Reproduce verbatim the entries beginning with the line containing "Detect and localize" and ending with the line containing "Text: Arch of", including both of those lines.

MATERIAL FOR THIS TASK =
● ● ● ●

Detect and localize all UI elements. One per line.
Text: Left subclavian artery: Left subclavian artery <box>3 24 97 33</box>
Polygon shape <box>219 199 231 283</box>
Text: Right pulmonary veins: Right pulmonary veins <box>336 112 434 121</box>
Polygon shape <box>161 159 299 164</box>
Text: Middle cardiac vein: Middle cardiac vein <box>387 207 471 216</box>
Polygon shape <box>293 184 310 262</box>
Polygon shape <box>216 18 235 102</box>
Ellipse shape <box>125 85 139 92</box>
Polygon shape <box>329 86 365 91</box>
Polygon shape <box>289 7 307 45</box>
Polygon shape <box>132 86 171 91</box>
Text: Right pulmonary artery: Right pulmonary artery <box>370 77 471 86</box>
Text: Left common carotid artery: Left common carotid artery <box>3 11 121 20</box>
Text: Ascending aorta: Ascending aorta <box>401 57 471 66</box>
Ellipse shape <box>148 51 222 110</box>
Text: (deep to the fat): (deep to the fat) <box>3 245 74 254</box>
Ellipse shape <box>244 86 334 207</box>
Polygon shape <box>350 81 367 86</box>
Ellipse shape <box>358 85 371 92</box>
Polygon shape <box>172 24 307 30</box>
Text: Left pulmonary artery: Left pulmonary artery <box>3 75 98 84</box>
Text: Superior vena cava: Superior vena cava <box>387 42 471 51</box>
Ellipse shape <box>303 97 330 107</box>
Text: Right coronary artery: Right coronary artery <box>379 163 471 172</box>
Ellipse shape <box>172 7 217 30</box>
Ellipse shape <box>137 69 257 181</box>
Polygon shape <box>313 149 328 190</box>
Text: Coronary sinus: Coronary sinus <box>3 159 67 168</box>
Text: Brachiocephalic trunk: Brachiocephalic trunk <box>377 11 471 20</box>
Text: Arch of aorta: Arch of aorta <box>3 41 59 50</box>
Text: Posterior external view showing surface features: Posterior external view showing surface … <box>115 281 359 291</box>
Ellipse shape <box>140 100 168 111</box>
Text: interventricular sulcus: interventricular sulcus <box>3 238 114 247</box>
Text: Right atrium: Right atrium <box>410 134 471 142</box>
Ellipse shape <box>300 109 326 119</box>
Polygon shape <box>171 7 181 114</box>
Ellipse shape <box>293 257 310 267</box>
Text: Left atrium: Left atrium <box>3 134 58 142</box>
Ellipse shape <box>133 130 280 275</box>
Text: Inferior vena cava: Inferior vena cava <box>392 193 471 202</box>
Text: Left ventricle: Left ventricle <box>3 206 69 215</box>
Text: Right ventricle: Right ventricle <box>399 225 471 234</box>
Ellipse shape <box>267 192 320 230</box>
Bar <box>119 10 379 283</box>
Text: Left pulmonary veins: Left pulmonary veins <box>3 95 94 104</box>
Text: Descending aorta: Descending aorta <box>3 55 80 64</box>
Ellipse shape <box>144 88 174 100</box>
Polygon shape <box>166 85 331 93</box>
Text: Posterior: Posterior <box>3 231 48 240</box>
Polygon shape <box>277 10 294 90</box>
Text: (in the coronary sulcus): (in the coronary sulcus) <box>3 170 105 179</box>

● ● ● ●

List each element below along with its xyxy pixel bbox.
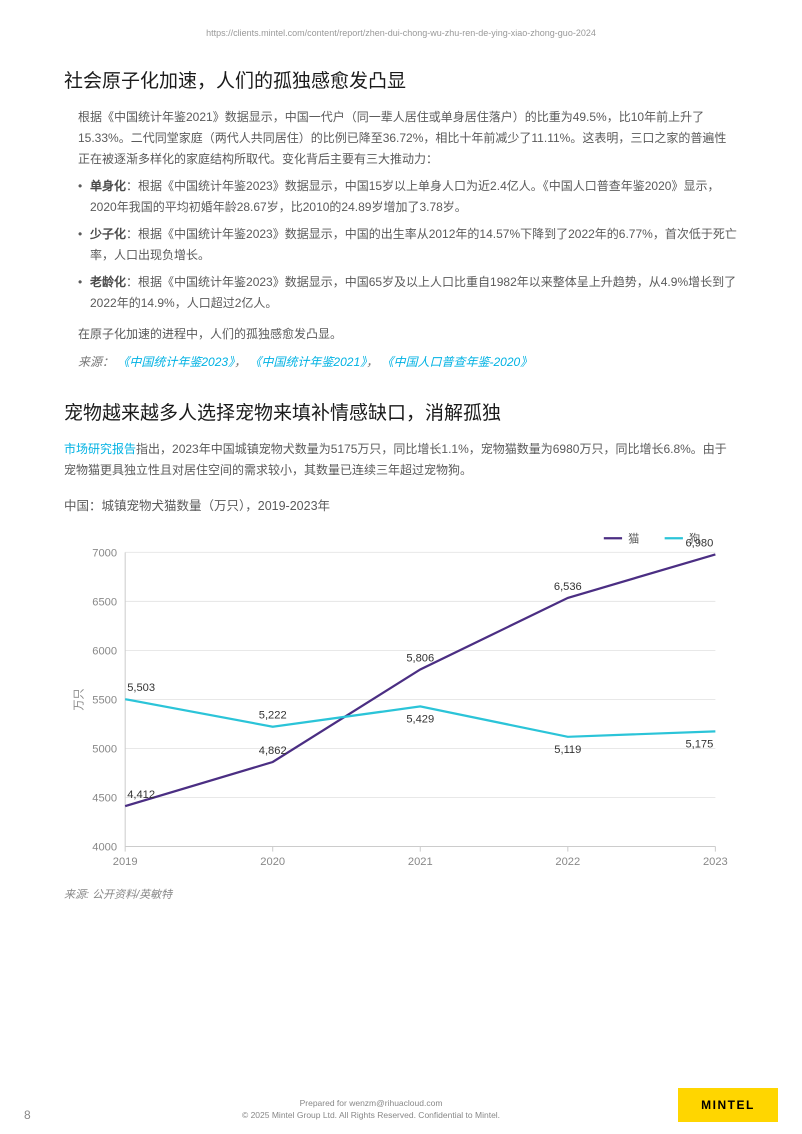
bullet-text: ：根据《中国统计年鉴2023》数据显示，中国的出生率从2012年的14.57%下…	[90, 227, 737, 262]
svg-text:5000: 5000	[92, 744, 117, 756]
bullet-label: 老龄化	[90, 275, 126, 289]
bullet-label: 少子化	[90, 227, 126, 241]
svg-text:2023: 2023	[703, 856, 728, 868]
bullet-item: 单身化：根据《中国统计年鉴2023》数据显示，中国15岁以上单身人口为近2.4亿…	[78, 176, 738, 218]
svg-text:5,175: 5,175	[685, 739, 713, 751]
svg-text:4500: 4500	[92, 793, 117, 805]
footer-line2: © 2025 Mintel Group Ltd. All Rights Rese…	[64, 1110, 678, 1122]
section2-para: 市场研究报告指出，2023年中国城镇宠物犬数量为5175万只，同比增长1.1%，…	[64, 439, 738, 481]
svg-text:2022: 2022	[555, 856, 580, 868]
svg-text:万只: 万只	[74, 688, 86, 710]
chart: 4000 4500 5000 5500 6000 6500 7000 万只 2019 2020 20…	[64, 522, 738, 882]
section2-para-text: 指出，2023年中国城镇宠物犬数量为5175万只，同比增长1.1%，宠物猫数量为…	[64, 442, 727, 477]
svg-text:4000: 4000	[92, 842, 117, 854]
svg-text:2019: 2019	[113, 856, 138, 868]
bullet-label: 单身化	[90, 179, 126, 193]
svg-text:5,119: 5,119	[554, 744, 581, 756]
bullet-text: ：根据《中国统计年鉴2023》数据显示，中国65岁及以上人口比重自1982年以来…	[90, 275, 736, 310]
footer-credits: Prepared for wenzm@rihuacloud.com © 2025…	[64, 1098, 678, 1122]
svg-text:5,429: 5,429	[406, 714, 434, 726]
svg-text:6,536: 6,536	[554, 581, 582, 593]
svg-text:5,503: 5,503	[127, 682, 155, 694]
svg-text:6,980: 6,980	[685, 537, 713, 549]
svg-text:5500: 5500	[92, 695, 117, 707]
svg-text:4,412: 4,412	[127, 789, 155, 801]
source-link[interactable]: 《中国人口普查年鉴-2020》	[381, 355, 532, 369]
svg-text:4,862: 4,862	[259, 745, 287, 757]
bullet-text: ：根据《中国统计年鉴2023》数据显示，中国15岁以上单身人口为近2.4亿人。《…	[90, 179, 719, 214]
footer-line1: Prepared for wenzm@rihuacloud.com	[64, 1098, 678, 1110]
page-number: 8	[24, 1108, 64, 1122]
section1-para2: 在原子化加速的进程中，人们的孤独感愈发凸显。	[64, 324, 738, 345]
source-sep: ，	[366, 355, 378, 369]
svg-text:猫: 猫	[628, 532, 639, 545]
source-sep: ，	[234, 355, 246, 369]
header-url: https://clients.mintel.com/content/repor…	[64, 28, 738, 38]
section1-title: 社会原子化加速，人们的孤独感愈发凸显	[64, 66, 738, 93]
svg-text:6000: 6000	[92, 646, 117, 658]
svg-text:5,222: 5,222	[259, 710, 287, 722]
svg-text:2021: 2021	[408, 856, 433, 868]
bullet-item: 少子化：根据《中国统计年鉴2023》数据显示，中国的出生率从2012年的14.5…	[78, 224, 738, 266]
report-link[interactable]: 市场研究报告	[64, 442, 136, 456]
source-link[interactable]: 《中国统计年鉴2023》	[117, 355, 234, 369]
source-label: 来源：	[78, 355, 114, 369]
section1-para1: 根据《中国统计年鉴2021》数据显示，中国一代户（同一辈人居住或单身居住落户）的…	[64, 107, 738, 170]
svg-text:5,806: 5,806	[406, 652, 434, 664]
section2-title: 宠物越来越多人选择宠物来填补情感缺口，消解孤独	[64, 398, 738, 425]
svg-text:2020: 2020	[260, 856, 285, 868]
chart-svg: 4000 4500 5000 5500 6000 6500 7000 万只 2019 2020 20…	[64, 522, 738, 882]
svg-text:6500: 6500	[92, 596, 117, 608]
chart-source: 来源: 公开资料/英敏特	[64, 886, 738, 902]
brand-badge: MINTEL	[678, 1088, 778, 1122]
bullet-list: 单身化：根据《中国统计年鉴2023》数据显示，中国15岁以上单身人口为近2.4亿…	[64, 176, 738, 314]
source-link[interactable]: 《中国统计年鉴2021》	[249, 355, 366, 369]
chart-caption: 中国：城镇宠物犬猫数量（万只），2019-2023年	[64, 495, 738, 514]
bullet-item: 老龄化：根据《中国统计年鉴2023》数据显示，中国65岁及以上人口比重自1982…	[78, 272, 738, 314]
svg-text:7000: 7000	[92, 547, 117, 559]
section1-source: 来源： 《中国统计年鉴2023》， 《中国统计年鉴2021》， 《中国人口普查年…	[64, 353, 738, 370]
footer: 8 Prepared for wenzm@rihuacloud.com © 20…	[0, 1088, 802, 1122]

● ● ● ●

OUTPUT FOR THIS EXERCISE =
Detect and localize all UI elements. One per line.
Text: Left subclavian artery: Left subclavian artery <box>3 24 97 33</box>
Polygon shape <box>219 199 231 283</box>
Text: Right pulmonary veins: Right pulmonary veins <box>336 112 434 121</box>
Polygon shape <box>161 159 299 164</box>
Text: Middle cardiac vein: Middle cardiac vein <box>387 207 471 216</box>
Polygon shape <box>293 184 310 262</box>
Polygon shape <box>216 18 235 102</box>
Ellipse shape <box>125 85 139 92</box>
Polygon shape <box>329 86 365 91</box>
Polygon shape <box>289 7 307 45</box>
Polygon shape <box>132 86 171 91</box>
Text: Right pulmonary artery: Right pulmonary artery <box>370 77 471 86</box>
Text: Left common carotid artery: Left common carotid artery <box>3 11 121 20</box>
Text: Ascending aorta: Ascending aorta <box>401 57 471 66</box>
Ellipse shape <box>148 51 222 110</box>
Text: (deep to the fat): (deep to the fat) <box>3 245 74 254</box>
Ellipse shape <box>244 86 334 207</box>
Polygon shape <box>350 81 367 86</box>
Ellipse shape <box>358 85 371 92</box>
Polygon shape <box>172 24 307 30</box>
Text: Left pulmonary artery: Left pulmonary artery <box>3 75 98 84</box>
Text: Superior vena cava: Superior vena cava <box>387 42 471 51</box>
Ellipse shape <box>303 97 330 107</box>
Text: Right coronary artery: Right coronary artery <box>379 163 471 172</box>
Ellipse shape <box>172 7 217 30</box>
Ellipse shape <box>137 69 257 181</box>
Polygon shape <box>313 149 328 190</box>
Text: Coronary sinus: Coronary sinus <box>3 159 67 168</box>
Text: Brachiocephalic trunk: Brachiocephalic trunk <box>377 11 471 20</box>
Text: Arch of aorta: Arch of aorta <box>3 41 59 50</box>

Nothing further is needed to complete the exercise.